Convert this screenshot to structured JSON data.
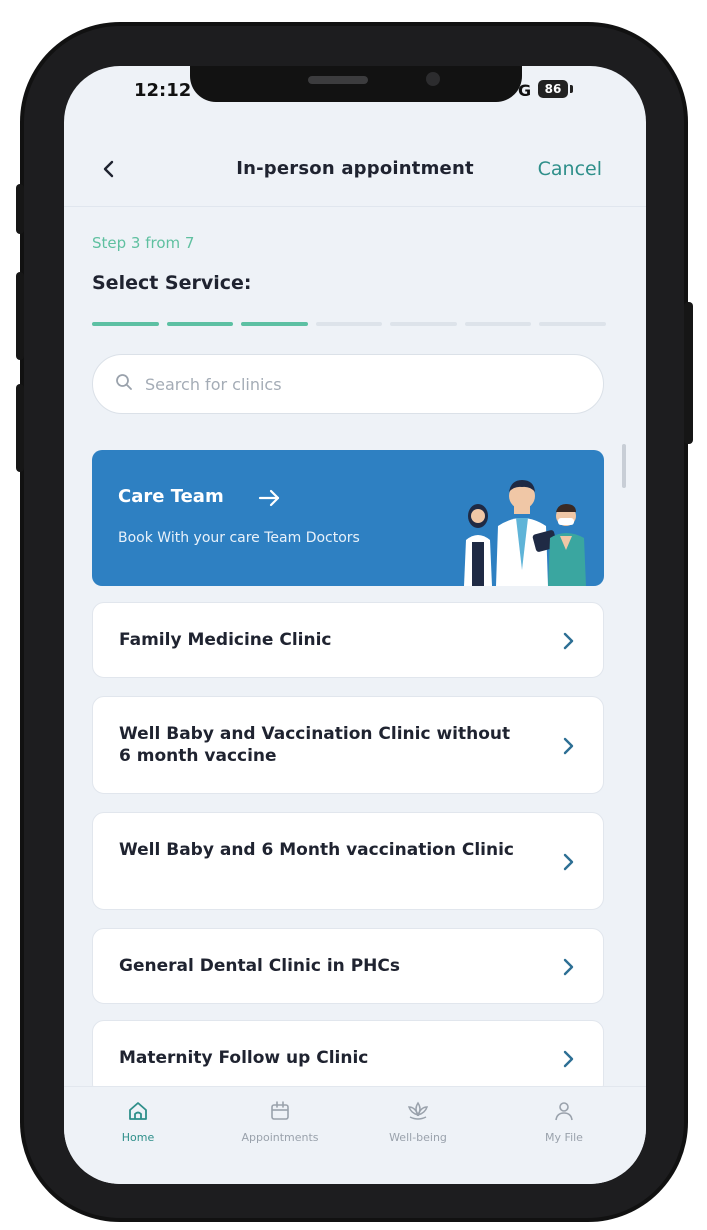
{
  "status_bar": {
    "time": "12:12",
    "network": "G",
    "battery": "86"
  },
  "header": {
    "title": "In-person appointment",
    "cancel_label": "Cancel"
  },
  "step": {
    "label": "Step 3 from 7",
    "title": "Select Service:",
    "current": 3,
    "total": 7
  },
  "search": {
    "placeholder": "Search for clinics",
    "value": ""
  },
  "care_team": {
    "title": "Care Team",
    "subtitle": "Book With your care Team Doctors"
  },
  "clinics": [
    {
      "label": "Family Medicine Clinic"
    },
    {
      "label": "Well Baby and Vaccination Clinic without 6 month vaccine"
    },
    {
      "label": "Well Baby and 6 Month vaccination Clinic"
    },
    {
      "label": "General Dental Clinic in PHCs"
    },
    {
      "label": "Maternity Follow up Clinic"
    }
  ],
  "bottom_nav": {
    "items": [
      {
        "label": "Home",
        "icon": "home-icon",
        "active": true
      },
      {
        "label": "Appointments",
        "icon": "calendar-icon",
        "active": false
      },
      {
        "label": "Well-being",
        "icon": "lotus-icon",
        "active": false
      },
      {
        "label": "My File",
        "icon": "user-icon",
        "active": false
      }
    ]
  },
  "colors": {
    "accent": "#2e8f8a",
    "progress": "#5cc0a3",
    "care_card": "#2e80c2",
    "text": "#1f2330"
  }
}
---
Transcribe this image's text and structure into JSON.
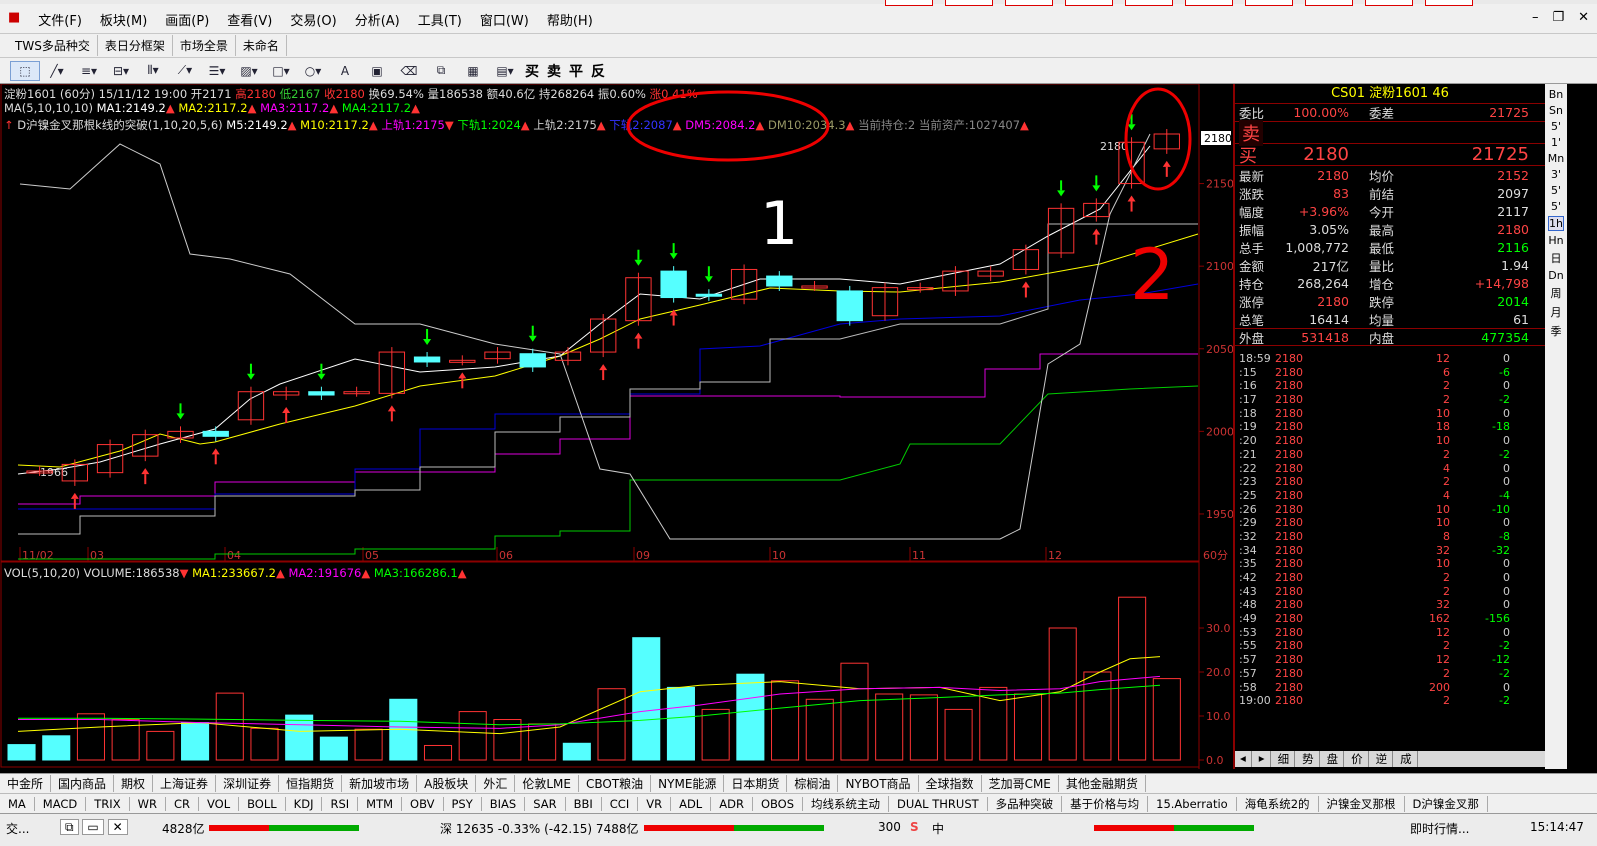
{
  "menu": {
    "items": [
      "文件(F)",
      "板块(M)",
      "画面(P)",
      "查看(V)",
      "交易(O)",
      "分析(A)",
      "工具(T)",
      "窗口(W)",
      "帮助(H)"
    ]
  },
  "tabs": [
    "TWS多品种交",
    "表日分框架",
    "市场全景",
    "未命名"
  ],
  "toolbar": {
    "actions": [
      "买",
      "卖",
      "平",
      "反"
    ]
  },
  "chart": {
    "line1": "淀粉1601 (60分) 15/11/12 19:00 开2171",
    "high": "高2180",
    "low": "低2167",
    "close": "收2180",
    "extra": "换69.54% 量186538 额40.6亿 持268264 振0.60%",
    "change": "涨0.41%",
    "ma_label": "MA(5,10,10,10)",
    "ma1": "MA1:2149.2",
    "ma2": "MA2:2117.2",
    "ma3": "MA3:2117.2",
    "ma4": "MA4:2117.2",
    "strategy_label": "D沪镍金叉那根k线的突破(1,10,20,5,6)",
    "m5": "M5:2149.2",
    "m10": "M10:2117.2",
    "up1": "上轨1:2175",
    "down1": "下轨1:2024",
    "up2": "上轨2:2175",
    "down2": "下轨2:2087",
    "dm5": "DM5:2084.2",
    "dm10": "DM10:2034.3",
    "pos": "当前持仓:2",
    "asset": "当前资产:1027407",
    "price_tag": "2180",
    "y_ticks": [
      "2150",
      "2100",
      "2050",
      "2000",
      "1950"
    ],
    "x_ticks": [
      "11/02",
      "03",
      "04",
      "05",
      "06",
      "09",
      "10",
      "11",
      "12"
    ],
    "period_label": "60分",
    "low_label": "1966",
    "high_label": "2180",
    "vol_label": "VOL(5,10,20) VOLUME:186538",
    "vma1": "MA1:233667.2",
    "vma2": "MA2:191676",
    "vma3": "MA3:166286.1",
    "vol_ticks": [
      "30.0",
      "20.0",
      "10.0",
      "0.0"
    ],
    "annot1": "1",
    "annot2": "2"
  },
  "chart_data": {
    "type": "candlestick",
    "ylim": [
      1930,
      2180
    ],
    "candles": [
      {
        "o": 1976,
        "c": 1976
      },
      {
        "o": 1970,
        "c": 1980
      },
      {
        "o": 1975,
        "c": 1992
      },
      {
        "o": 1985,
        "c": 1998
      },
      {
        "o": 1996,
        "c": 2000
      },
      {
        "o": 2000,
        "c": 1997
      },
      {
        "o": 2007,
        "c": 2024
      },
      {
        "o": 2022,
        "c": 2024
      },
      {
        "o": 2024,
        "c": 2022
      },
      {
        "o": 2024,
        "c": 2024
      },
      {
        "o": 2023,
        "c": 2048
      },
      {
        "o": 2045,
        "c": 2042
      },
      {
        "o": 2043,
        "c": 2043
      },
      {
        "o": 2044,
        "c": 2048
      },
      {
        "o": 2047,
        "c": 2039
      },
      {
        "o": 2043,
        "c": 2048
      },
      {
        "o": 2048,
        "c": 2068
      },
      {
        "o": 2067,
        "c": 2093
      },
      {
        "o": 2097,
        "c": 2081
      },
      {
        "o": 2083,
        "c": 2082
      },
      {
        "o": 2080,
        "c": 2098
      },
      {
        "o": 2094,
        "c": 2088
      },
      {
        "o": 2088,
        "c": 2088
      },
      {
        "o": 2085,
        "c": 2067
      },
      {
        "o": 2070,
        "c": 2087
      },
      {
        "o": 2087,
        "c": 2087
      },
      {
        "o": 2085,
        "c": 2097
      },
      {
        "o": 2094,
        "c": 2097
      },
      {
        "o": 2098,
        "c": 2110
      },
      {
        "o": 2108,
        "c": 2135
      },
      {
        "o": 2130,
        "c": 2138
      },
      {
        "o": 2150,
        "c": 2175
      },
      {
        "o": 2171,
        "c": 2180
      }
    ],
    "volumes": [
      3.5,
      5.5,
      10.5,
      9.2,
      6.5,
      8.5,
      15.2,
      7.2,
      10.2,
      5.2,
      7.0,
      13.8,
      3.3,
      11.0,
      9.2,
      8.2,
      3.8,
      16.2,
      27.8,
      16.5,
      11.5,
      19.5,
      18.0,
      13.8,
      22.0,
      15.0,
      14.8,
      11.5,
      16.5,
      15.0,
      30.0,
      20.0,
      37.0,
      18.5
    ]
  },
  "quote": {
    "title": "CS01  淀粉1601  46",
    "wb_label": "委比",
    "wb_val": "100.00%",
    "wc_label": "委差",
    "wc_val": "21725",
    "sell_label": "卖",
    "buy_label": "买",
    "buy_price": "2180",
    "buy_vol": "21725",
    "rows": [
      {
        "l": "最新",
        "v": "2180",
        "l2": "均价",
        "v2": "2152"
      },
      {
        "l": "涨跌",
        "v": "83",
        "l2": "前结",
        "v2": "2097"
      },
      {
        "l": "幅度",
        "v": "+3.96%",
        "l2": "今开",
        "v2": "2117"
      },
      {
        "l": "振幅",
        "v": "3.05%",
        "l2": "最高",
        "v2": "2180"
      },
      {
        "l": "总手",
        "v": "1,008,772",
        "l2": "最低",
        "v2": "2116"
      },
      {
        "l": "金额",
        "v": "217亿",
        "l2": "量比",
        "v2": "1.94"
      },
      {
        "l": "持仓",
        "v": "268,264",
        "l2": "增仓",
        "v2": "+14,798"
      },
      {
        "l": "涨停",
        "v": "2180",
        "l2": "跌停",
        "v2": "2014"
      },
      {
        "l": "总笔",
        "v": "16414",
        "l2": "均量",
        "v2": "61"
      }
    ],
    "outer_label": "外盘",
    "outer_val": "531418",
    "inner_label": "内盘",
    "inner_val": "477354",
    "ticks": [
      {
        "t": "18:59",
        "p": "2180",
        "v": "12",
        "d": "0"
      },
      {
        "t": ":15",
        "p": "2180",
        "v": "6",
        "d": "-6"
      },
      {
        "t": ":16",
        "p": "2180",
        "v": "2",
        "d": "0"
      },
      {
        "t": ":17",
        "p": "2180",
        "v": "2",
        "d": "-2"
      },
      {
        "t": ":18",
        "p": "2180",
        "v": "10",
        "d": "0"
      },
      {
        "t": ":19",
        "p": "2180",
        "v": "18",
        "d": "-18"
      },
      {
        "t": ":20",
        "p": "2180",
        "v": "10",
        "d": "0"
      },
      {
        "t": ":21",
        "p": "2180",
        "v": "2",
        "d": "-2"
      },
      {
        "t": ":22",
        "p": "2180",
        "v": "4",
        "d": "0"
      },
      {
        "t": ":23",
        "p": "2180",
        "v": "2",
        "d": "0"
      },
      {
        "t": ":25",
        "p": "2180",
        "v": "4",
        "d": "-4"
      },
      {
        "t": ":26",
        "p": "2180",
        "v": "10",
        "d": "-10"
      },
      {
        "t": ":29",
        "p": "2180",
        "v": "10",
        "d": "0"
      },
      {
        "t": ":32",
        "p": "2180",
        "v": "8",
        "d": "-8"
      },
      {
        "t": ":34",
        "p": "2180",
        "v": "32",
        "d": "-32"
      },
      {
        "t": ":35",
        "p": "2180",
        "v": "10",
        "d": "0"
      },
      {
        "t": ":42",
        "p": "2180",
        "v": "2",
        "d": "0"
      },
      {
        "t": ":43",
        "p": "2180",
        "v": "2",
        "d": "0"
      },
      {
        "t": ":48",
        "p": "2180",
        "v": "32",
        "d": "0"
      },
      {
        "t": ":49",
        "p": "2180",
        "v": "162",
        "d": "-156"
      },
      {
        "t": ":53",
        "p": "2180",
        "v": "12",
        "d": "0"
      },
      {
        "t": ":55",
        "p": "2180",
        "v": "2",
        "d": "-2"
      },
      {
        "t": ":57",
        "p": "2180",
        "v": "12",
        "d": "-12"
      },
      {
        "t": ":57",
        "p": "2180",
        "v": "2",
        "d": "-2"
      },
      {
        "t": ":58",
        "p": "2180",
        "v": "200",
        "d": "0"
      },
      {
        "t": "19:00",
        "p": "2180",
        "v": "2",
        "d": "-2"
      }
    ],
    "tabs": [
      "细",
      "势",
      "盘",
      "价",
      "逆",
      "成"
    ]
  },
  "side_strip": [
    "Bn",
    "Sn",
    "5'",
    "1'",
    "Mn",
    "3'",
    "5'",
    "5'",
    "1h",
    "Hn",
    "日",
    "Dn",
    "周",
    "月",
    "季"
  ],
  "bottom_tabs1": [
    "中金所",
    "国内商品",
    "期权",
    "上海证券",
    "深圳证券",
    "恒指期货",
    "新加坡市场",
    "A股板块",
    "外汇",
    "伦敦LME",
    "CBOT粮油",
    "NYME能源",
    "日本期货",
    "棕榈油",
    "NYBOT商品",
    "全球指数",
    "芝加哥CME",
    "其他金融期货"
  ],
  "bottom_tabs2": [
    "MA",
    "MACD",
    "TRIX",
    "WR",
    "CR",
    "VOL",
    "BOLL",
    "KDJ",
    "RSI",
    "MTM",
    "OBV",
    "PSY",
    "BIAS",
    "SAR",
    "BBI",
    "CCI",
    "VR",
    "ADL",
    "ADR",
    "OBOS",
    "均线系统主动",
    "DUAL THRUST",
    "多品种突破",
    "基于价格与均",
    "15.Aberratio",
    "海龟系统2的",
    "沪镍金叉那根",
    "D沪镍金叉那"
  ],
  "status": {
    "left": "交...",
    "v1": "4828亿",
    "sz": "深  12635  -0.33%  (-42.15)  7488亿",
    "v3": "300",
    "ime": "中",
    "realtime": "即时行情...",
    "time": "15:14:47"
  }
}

| WRITTEN REQUEST |
Show every line of the records above that contains the word "icon".

| THE SOLUTION |
        "icon": "home-icon",
        "icon": "calendar-icon",
        "icon": "lotus-icon",
        "icon": "user-icon",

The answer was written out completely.